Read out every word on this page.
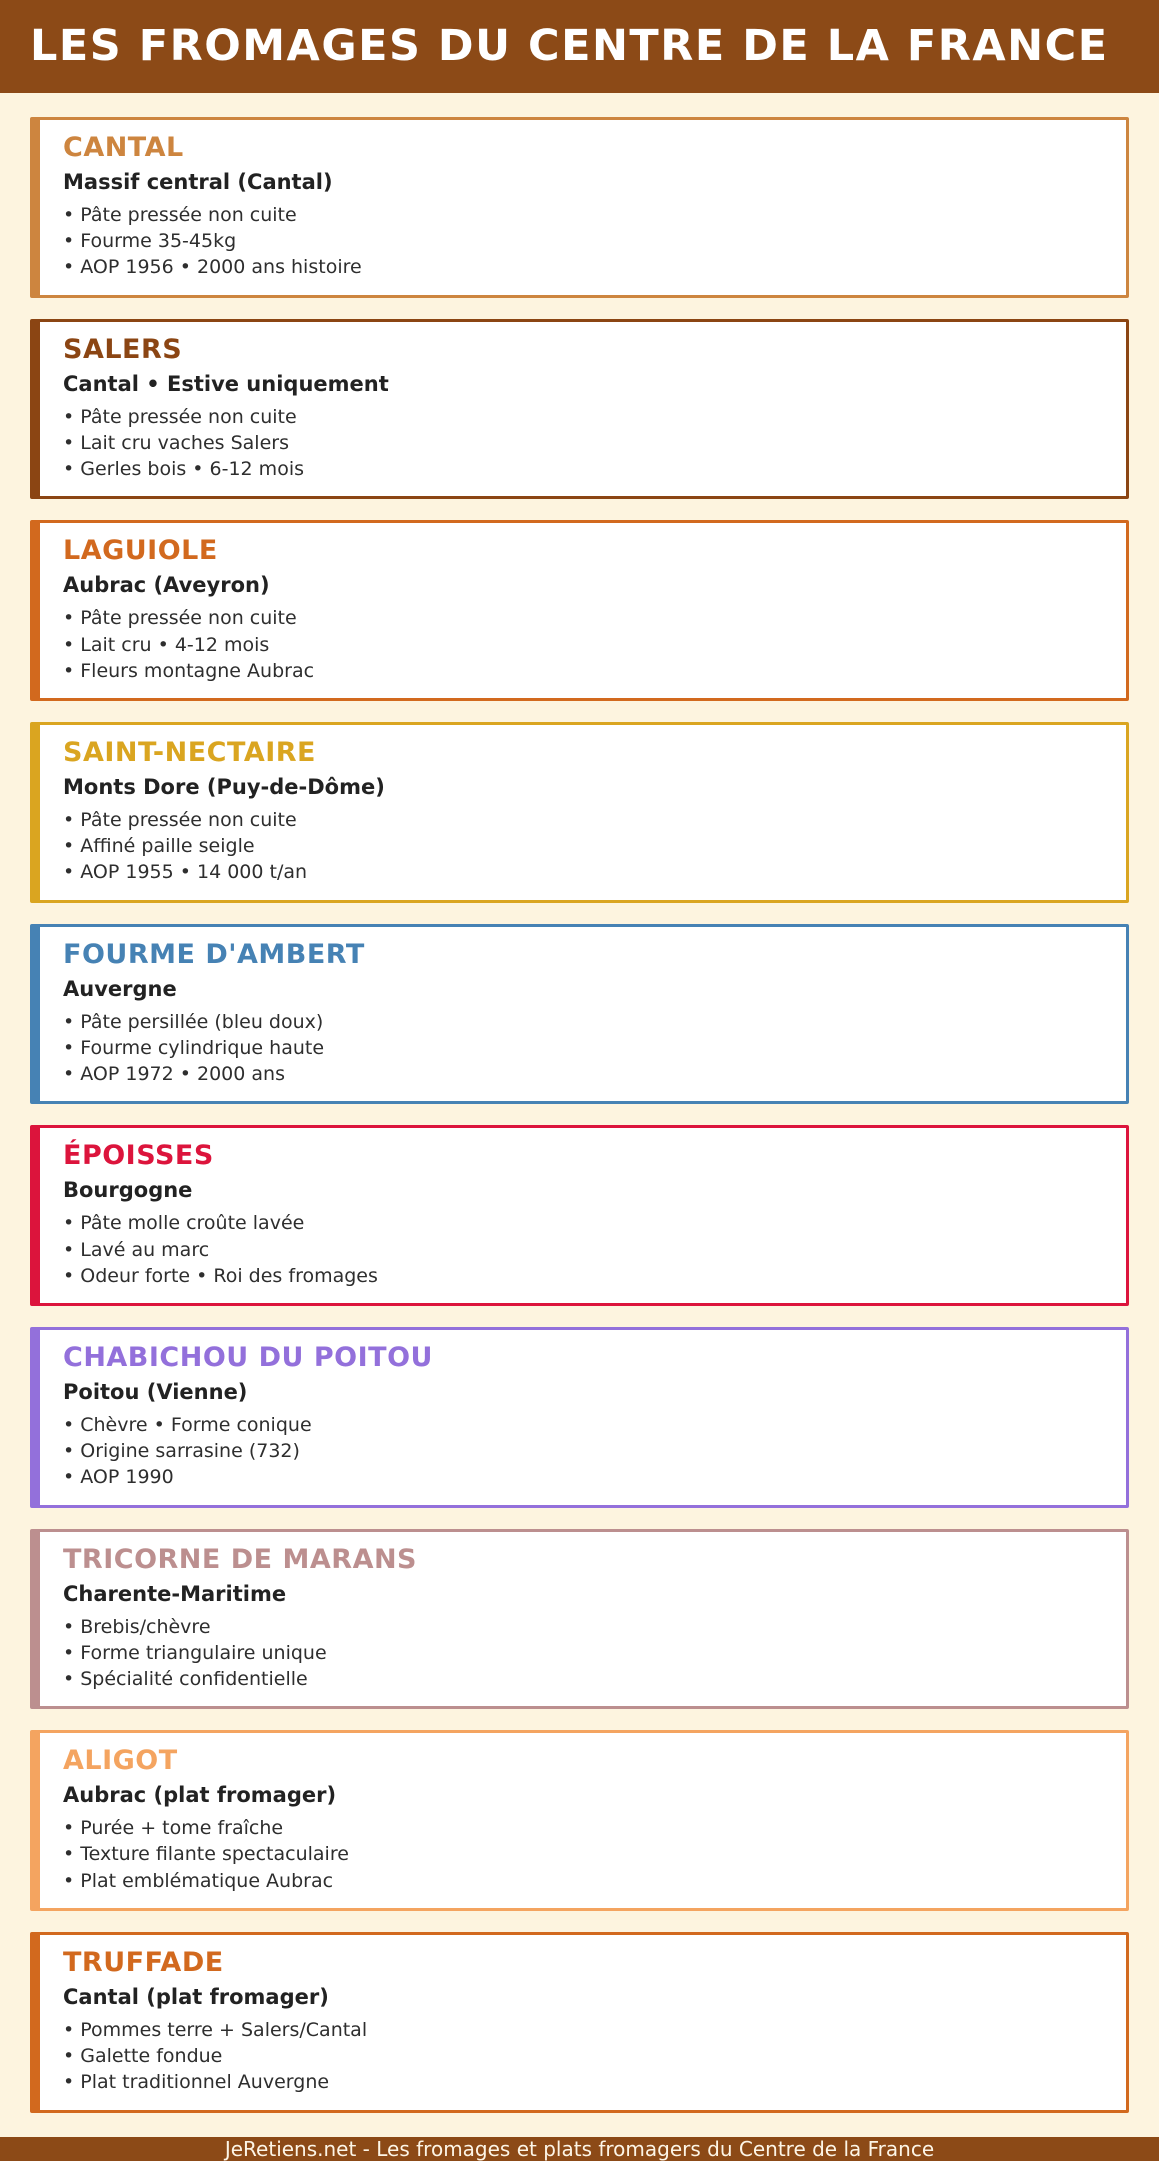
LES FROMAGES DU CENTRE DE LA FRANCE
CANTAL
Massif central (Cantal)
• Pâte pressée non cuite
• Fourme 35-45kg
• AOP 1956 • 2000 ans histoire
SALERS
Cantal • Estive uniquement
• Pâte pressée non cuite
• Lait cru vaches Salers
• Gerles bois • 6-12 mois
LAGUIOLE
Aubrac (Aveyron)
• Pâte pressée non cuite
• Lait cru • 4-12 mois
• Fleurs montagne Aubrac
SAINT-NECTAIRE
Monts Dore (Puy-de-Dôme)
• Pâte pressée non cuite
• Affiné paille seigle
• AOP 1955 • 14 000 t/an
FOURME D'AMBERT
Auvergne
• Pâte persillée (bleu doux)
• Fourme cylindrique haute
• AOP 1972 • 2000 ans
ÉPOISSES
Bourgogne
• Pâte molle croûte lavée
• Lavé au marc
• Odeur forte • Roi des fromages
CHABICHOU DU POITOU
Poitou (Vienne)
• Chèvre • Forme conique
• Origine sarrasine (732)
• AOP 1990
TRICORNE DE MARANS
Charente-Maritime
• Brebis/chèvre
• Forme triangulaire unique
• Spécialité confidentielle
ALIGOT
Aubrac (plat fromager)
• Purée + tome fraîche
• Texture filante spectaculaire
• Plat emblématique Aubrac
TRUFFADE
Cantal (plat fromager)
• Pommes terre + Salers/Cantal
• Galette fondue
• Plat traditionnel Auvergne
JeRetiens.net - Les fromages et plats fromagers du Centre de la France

Work required ▸ Reproduce every entry word for word, but skip any pictures.

Solution to this task ▸
Read out every word on this page.
LES FROMAGES DU CENTRE DE LA FRANCE
CANTAL
Massif central (Cantal)
• Pâte pressée non cuite
• Fourme 35-45kg
• AOP 1956 • 2000 ans histoire
SALERS
Cantal • Estive uniquement
• Pâte pressée non cuite
• Lait cru vaches Salers
• Gerles bois • 6-12 mois
LAGUIOLE
Aubrac (Aveyron)
• Pâte pressée non cuite
• Lait cru • 4-12 mois
• Fleurs montagne Aubrac
SAINT-NECTAIRE
Monts Dore (Puy-de-Dôme)
• Pâte pressée non cuite
• Affiné paille seigle
• AOP 1955 • 14 000 t/an
FOURME D'AMBERT
Auvergne
• Pâte persillée (bleu doux)
• Fourme cylindrique haute
• AOP 1972 • 2000 ans
ÉPOISSES
Bourgogne
• Pâte molle croûte lavée
• Lavé au marc
• Odeur forte • Roi des fromages
CHABICHOU DU POITOU
Poitou (Vienne)
• Chèvre • Forme conique
• Origine sarrasine (732)
• AOP 1990
TRICORNE DE MARANS
Charente-Maritime
• Brebis/chèvre
• Forme triangulaire unique
• Spécialité confidentielle
ALIGOT
Aubrac (plat fromager)
• Purée + tome fraîche
• Texture filante spectaculaire
• Plat emblématique Aubrac
TRUFFADE
Cantal (plat fromager)
• Pommes terre + Salers/Cantal
• Galette fondue
• Plat traditionnel Auvergne
JeRetiens.net - Les fromages et plats fromagers du Centre de la France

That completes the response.